## WHAT IS REQUIRED
Output the material beneath this task exactly, images excluded.

## Data tied to figure images

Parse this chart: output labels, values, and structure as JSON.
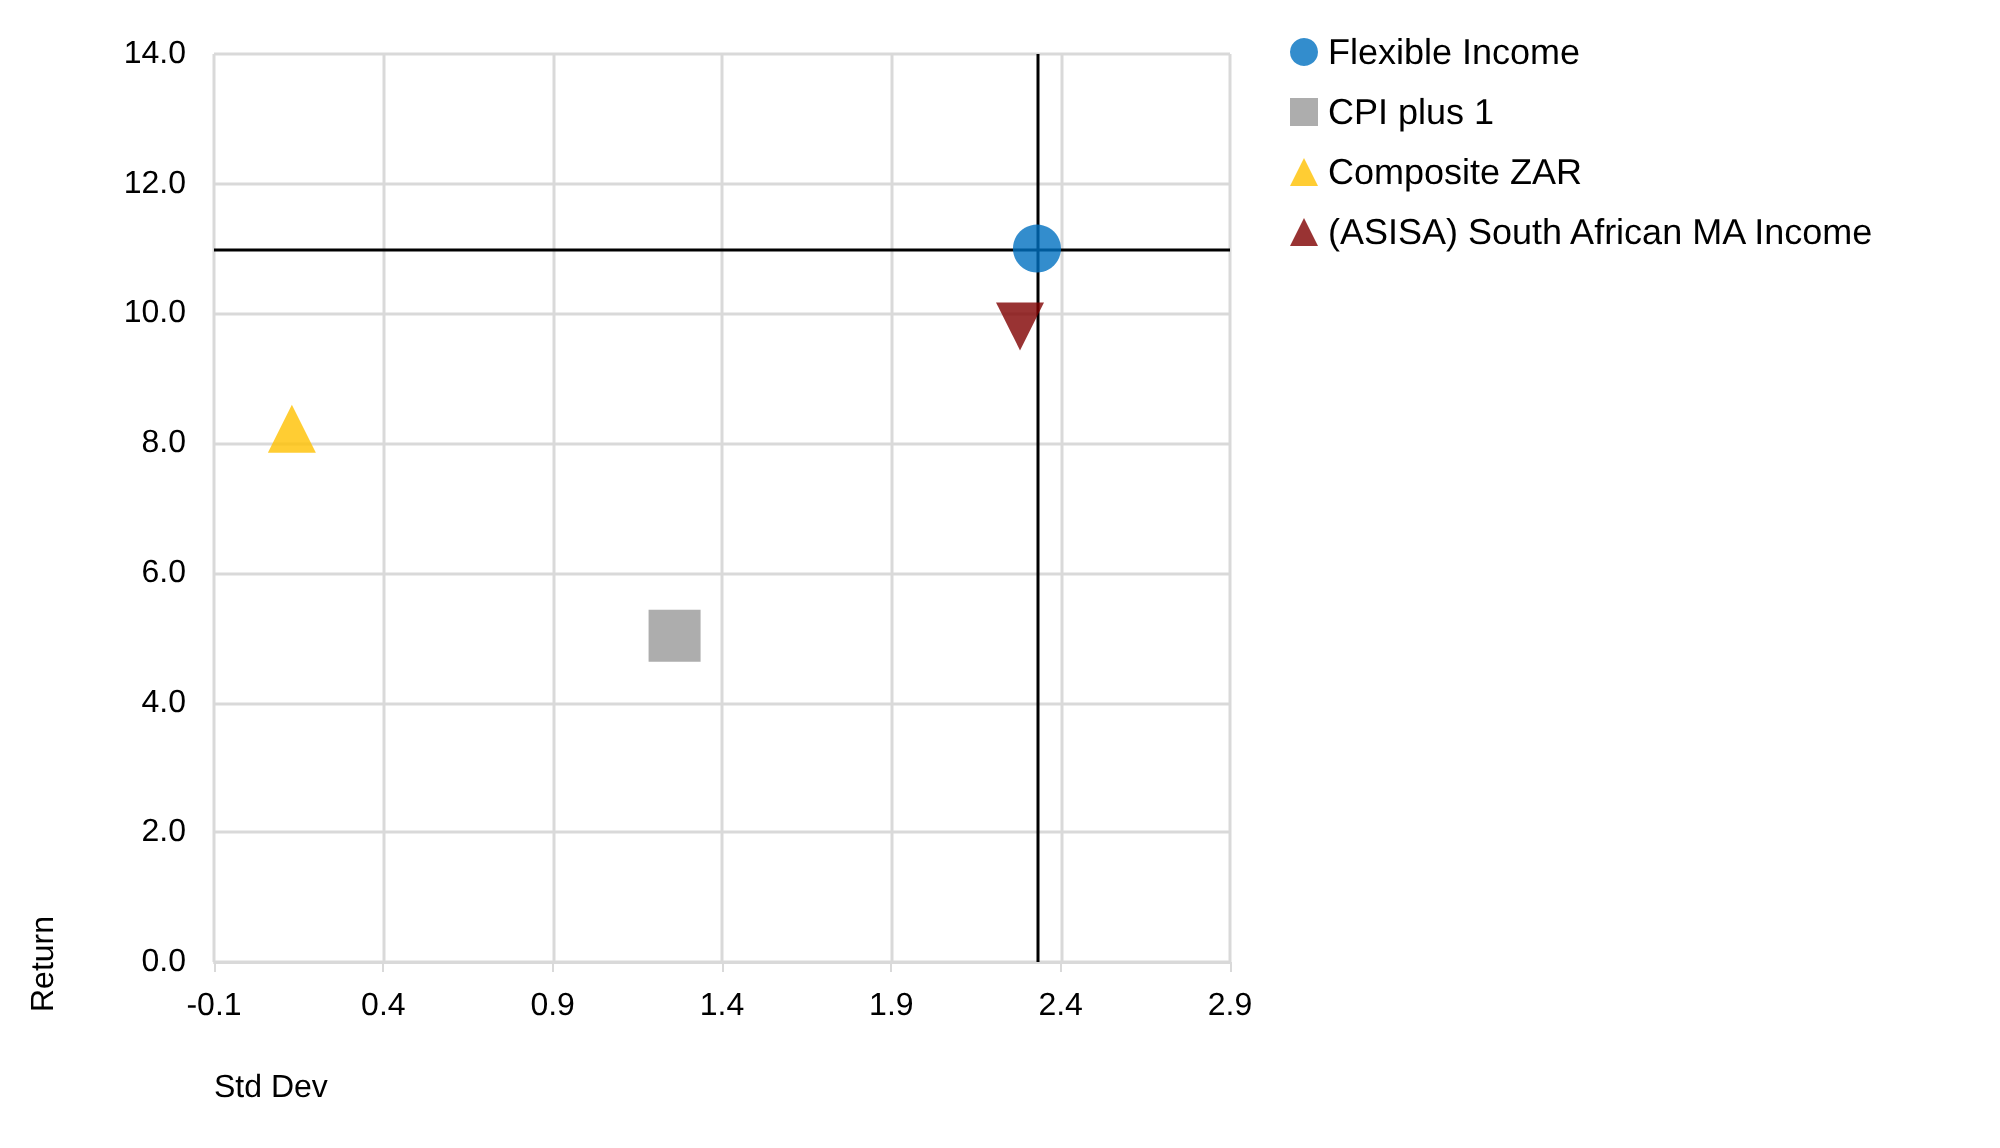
{
  "chart_data": {
    "type": "scatter",
    "xlabel": "Std Dev",
    "ylabel": "Return",
    "series": [
      {
        "name": "Flexible Income",
        "color": "#0070c0",
        "marker": "circle",
        "x": [
          2.33
        ],
        "values": [
          11.0
        ]
      },
      {
        "name": "CPI plus 1",
        "color": "#999999",
        "marker": "square",
        "x": [
          1.26
        ],
        "values": [
          5.03
        ]
      },
      {
        "name": "Composite ZAR",
        "color": "#ffc000",
        "marker": "triangle",
        "x": [
          0.13
        ],
        "values": [
          8.22
        ]
      },
      {
        "name": "(ASISA) South African MA Income",
        "color": "#7f0000",
        "marker": "triangle_down",
        "x": [
          2.28
        ],
        "values": [
          9.8
        ]
      }
    ],
    "xlim": [
      -0.1,
      2.9
    ],
    "xticks": [
      -0.1,
      0.4,
      0.9,
      1.4,
      1.9,
      2.4,
      2.9
    ],
    "ylim": [
      0,
      14
    ],
    "yticks": [
      {
        "value": 0,
        "label": "0.0"
      },
      {
        "value": 2,
        "label": "2.0"
      },
      {
        "value": 4,
        "label": "4.0"
      },
      {
        "value": 6,
        "label": "6.0"
      },
      {
        "value": 8,
        "label": "8.0"
      },
      {
        "value": 10,
        "label": "10.0"
      },
      {
        "value": 12,
        "label": "12.0"
      },
      {
        "value": 14,
        "label": "14.0"
      }
    ],
    "ref_lines": [
      {
        "axis": "x",
        "value": 2.33,
        "color": "#000000"
      },
      {
        "axis": "y",
        "value": 11.0,
        "color": "#000000"
      }
    ],
    "grid": true,
    "legend": "top right"
  }
}
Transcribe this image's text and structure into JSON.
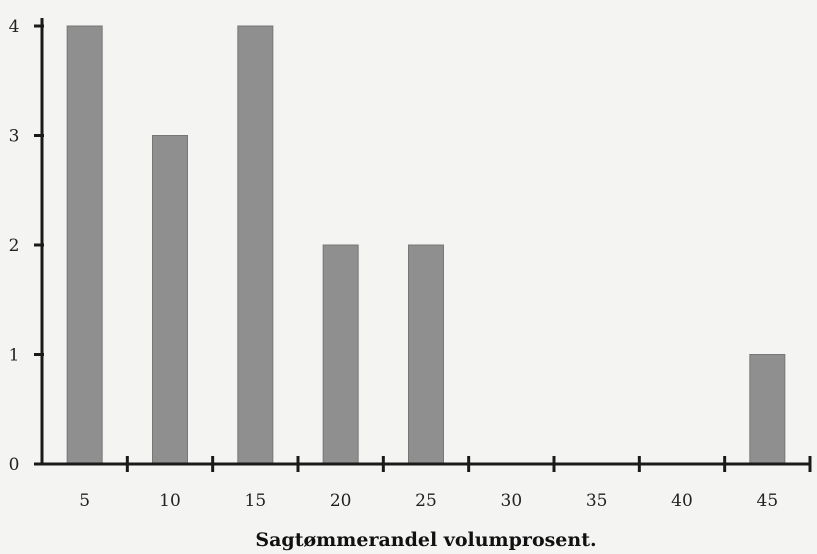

## EXERCISE RESPONSE
Parse this chart: output labels, values, and structure as JSON.
{
  "chart_data": {
    "type": "scatter",
    "xlabel": "Std Dev",
    "ylabel": "Return",
    "series": [
      {
        "name": "Flexible Income",
        "color": "#0070c0",
        "marker": "circle",
        "x": [
          2.33
        ],
        "values": [
          11.0
        ]
      },
      {
        "name": "CPI plus 1",
        "color": "#999999",
        "marker": "square",
        "x": [
          1.26
        ],
        "values": [
          5.03
        ]
      },
      {
        "name": "Composite ZAR",
        "color": "#ffc000",
        "marker": "triangle",
        "x": [
          0.13
        ],
        "values": [
          8.22
        ]
      },
      {
        "name": "(ASISA) South African MA Income",
        "color": "#7f0000",
        "marker": "triangle_down",
        "x": [
          2.28
        ],
        "values": [
          9.8
        ]
      }
    ],
    "xlim": [
      -0.1,
      2.9
    ],
    "xticks": [
      -0.1,
      0.4,
      0.9,
      1.4,
      1.9,
      2.4,
      2.9
    ],
    "ylim": [
      0,
      14
    ],
    "yticks": [
      {
        "value": 0,
        "label": "0.0"
      },
      {
        "value": 2,
        "label": "2.0"
      },
      {
        "value": 4,
        "label": "4.0"
      },
      {
        "value": 6,
        "label": "6.0"
      },
      {
        "value": 8,
        "label": "8.0"
      },
      {
        "value": 10,
        "label": "10.0"
      },
      {
        "value": 12,
        "label": "12.0"
      },
      {
        "value": 14,
        "label": "14.0"
      }
    ],
    "ref_lines": [
      {
        "axis": "x",
        "value": 2.33,
        "color": "#000000"
      },
      {
        "axis": "y",
        "value": 11.0,
        "color": "#000000"
      }
    ],
    "grid": true,
    "legend": "top right"
  }
}
Transcribe this image's text and structure into JSON.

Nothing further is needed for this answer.